----- ITEMS

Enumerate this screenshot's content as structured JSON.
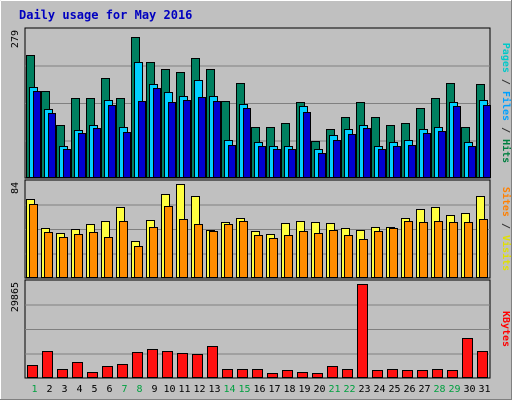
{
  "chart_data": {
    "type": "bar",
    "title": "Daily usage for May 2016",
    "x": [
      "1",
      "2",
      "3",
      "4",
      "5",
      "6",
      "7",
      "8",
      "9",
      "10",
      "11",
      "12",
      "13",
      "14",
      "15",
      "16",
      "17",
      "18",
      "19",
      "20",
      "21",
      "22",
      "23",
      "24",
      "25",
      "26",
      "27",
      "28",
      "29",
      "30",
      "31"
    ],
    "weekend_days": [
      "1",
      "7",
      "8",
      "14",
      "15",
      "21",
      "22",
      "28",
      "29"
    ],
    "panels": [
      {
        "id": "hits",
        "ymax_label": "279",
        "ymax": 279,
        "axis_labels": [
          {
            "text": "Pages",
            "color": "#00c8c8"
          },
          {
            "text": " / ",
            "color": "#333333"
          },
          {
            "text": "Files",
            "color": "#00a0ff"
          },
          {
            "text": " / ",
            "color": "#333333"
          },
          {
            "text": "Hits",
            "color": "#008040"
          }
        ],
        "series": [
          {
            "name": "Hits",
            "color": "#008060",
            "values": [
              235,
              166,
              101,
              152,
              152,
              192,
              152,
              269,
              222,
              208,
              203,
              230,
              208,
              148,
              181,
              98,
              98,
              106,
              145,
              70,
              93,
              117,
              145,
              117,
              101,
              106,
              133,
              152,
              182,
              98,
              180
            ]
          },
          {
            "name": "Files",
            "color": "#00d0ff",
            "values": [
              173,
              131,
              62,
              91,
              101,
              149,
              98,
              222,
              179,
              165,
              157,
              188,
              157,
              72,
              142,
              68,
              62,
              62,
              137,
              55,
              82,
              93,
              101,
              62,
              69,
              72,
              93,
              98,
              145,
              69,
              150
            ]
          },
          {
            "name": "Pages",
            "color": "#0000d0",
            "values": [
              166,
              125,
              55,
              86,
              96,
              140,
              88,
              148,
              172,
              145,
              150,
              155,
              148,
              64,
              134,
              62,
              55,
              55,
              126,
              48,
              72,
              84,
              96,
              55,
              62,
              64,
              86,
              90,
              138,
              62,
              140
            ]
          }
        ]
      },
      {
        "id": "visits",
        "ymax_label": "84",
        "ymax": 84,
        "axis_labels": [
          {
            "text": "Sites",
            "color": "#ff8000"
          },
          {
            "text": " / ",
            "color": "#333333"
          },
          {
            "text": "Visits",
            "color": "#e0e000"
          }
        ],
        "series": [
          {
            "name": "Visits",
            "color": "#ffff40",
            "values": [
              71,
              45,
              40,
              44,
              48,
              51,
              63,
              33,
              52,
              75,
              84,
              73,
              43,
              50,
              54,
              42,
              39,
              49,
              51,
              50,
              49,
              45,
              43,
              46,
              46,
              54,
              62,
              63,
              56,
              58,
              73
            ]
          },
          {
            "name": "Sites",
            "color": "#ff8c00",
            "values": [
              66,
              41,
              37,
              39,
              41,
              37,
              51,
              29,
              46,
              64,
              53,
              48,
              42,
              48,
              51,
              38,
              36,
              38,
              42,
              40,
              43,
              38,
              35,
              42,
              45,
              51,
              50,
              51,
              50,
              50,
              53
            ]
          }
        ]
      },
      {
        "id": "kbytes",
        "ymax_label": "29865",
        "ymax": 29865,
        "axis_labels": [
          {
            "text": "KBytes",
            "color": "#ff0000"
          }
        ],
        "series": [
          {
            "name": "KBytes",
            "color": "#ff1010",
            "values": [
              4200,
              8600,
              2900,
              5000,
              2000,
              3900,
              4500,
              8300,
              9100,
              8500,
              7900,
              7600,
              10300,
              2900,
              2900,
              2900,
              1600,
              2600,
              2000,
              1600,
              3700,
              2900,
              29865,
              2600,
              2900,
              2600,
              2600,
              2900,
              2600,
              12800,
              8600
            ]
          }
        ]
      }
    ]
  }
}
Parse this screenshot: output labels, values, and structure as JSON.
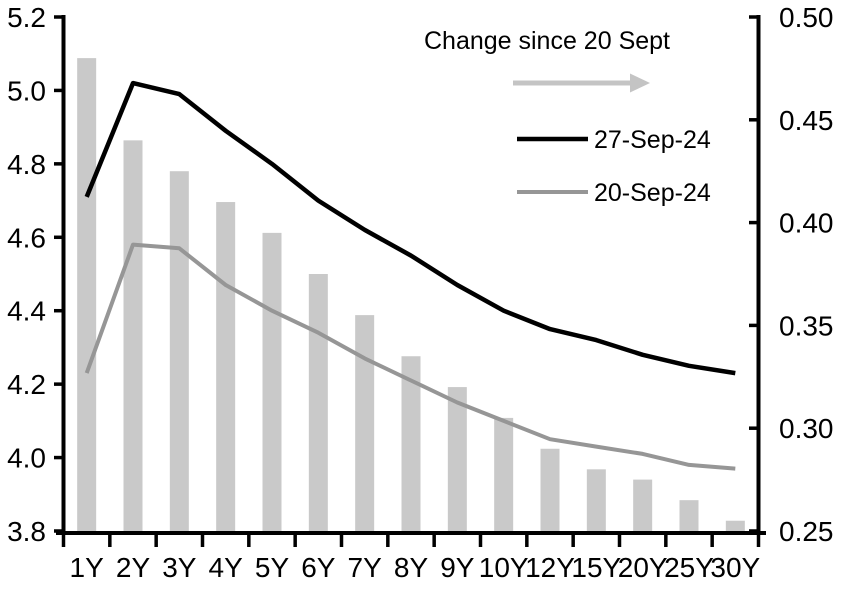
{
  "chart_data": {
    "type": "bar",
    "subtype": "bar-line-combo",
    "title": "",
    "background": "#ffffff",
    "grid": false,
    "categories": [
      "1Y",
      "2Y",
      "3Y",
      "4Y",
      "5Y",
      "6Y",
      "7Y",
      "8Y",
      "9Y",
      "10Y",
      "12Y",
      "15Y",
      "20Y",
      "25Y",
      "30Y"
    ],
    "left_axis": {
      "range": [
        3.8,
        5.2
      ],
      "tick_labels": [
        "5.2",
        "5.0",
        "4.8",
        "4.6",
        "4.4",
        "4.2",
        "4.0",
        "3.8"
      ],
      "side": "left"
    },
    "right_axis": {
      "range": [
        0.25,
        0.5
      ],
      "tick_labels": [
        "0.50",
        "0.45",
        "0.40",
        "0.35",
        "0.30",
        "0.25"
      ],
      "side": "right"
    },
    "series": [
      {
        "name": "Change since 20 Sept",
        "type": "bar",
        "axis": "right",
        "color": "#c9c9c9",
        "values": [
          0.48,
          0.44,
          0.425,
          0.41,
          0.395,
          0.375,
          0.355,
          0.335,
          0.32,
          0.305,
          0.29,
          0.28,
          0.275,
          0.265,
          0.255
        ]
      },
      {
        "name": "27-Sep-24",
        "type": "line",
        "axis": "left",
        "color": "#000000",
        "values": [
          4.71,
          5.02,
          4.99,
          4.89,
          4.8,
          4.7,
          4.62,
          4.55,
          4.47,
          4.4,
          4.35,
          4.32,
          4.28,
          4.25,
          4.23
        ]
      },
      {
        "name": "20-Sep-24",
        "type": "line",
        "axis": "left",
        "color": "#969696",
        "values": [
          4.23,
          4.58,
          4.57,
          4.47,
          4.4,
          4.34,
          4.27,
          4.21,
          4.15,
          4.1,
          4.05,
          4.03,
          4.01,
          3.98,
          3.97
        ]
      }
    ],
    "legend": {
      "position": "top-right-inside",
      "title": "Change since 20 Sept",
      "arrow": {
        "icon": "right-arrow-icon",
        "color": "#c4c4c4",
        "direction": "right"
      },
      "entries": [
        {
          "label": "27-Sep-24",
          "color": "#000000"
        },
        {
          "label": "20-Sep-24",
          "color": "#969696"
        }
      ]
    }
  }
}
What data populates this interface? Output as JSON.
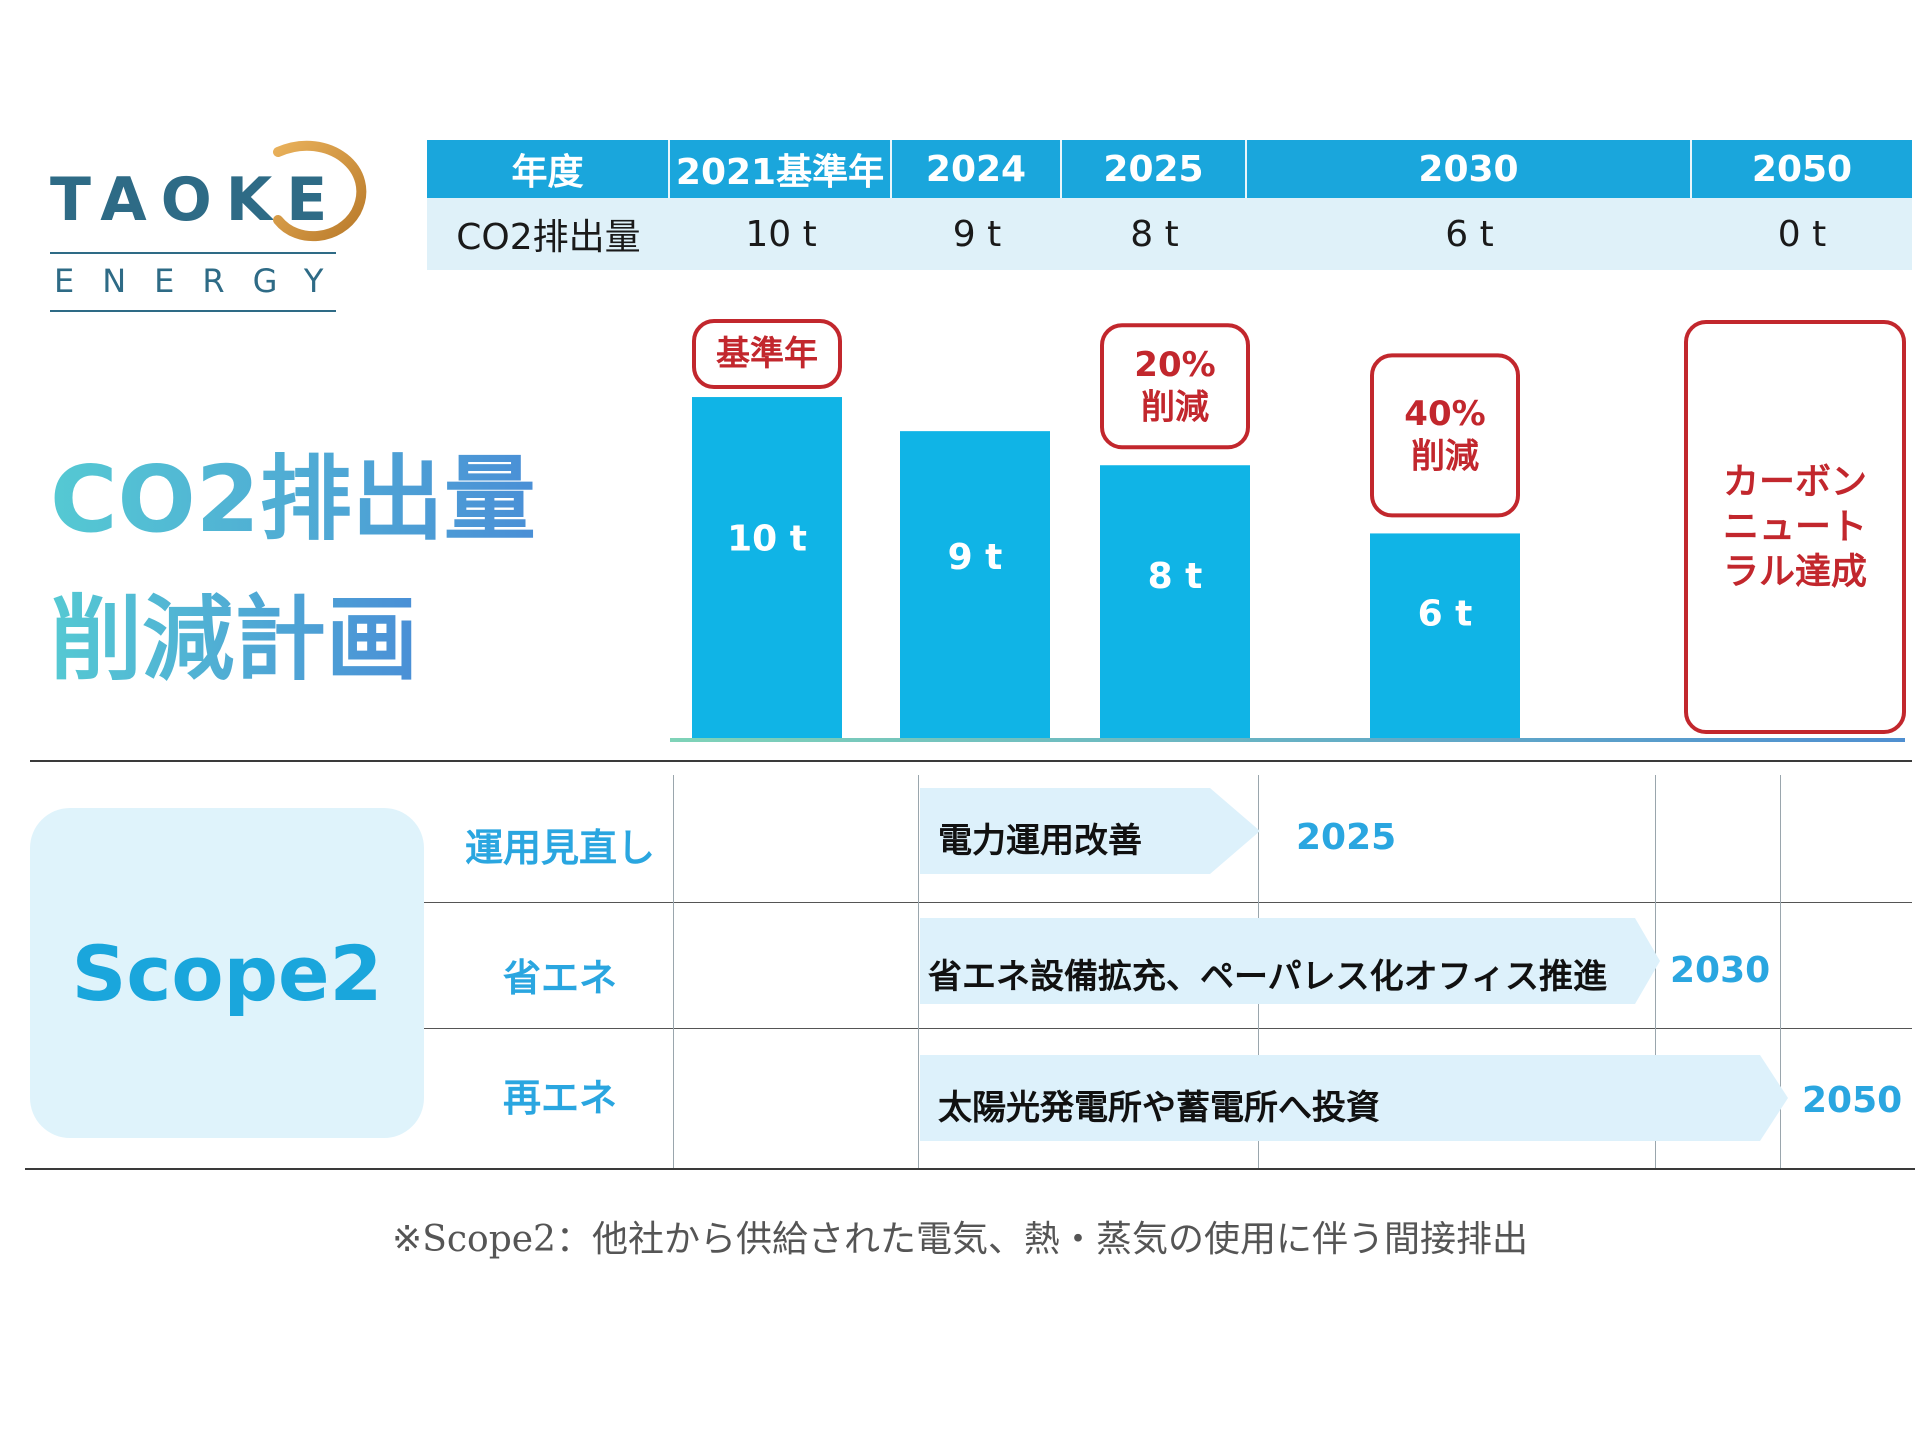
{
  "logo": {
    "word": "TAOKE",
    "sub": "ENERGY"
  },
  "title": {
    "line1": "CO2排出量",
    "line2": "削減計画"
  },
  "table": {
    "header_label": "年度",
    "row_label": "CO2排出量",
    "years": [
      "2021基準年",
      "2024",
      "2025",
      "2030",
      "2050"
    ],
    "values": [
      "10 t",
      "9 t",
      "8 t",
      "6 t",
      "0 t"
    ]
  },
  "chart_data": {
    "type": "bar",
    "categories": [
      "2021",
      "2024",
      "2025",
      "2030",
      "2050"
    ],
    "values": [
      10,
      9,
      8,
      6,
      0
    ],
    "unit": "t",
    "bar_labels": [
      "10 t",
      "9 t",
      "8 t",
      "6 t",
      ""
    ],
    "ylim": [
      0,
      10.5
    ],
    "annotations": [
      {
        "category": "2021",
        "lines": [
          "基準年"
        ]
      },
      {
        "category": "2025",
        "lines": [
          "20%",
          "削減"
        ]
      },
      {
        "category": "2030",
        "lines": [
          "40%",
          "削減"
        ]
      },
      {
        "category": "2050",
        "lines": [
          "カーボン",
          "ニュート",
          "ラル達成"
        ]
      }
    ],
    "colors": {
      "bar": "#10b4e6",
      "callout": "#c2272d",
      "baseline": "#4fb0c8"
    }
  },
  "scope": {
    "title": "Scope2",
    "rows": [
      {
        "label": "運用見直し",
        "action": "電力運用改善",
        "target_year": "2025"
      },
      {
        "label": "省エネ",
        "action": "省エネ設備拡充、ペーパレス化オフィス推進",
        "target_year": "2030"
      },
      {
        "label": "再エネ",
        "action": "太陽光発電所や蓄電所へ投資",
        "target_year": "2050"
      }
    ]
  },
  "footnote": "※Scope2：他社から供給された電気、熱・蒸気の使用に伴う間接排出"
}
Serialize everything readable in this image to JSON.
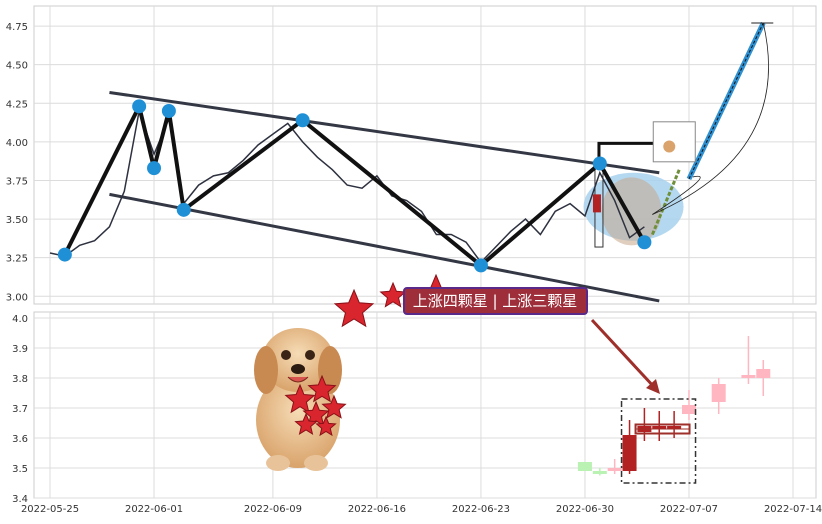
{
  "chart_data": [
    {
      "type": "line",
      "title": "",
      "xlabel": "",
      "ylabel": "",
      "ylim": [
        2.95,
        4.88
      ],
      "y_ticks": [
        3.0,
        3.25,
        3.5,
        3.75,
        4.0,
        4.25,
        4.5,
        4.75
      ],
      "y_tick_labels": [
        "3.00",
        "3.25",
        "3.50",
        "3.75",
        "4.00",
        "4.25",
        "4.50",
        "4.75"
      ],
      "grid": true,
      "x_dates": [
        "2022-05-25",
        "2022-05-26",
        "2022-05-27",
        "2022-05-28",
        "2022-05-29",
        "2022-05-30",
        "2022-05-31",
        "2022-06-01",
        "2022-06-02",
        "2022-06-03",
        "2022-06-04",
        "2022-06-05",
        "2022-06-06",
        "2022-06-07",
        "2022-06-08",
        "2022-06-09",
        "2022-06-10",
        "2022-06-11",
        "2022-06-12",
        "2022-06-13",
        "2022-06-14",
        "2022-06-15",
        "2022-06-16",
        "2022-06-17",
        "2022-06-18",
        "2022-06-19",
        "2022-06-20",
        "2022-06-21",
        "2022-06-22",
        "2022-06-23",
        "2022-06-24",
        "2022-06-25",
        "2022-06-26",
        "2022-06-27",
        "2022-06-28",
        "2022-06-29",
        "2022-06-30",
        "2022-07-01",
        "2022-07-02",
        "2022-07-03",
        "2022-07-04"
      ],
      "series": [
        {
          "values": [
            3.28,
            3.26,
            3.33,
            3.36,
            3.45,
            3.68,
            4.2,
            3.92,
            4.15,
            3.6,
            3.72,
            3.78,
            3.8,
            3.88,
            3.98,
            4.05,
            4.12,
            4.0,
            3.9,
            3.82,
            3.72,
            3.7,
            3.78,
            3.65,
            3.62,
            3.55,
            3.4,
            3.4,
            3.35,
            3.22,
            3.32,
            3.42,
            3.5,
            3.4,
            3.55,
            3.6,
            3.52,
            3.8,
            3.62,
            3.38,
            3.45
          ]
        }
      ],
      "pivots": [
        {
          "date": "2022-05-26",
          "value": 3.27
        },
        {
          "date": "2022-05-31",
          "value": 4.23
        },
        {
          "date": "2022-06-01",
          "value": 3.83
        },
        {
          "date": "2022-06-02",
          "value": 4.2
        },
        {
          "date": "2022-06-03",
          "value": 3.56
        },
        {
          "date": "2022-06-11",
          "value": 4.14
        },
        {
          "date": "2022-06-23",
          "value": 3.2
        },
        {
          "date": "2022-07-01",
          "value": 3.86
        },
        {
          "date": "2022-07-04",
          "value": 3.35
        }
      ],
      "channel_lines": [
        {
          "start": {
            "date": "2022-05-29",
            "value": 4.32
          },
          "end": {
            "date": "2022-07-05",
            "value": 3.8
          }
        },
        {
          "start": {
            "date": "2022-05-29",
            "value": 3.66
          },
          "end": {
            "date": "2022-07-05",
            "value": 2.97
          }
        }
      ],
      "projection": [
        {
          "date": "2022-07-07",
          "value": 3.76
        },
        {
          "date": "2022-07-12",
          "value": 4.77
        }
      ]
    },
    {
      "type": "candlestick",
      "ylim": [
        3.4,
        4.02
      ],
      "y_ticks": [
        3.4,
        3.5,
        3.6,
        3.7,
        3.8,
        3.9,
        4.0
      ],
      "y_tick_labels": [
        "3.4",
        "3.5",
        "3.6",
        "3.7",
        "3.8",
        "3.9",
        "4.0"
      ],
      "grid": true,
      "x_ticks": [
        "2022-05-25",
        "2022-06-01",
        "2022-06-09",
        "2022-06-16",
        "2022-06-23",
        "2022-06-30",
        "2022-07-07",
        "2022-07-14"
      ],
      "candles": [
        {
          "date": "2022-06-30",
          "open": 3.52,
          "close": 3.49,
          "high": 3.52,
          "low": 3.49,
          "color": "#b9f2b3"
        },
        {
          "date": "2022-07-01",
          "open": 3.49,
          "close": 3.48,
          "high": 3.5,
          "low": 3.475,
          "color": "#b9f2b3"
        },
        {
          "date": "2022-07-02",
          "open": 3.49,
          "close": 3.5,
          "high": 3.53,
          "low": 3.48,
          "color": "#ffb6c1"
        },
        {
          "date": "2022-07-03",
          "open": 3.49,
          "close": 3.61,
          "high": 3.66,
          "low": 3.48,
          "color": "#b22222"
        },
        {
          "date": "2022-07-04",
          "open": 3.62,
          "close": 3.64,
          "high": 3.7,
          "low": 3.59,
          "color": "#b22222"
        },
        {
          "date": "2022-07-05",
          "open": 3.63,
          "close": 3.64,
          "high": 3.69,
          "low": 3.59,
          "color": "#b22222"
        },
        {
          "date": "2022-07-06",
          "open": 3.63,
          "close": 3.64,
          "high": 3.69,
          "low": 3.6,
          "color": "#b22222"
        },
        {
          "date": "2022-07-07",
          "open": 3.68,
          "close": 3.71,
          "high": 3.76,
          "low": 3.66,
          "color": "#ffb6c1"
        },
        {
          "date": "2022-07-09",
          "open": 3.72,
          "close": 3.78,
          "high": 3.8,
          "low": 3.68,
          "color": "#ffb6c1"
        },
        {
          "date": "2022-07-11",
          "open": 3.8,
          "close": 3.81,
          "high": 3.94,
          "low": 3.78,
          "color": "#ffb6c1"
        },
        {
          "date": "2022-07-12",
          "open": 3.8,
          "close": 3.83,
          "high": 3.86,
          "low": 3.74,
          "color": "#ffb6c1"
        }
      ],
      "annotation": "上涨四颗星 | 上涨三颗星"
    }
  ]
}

----------

# TASK GOAL
Reproduce each line of the entries in which the word "name" is found.

# OUTPUT FOR THIS TASK
            "name": "Hits",
            "name": "Files",
            "name": "Pages",
            "name": "Visits",
            "name": "Sites",
            "name": "KBytes",
        "name": "Change since 20 Sept",
        "name": "27-Sep-24",
        "name": "20-Sep-24",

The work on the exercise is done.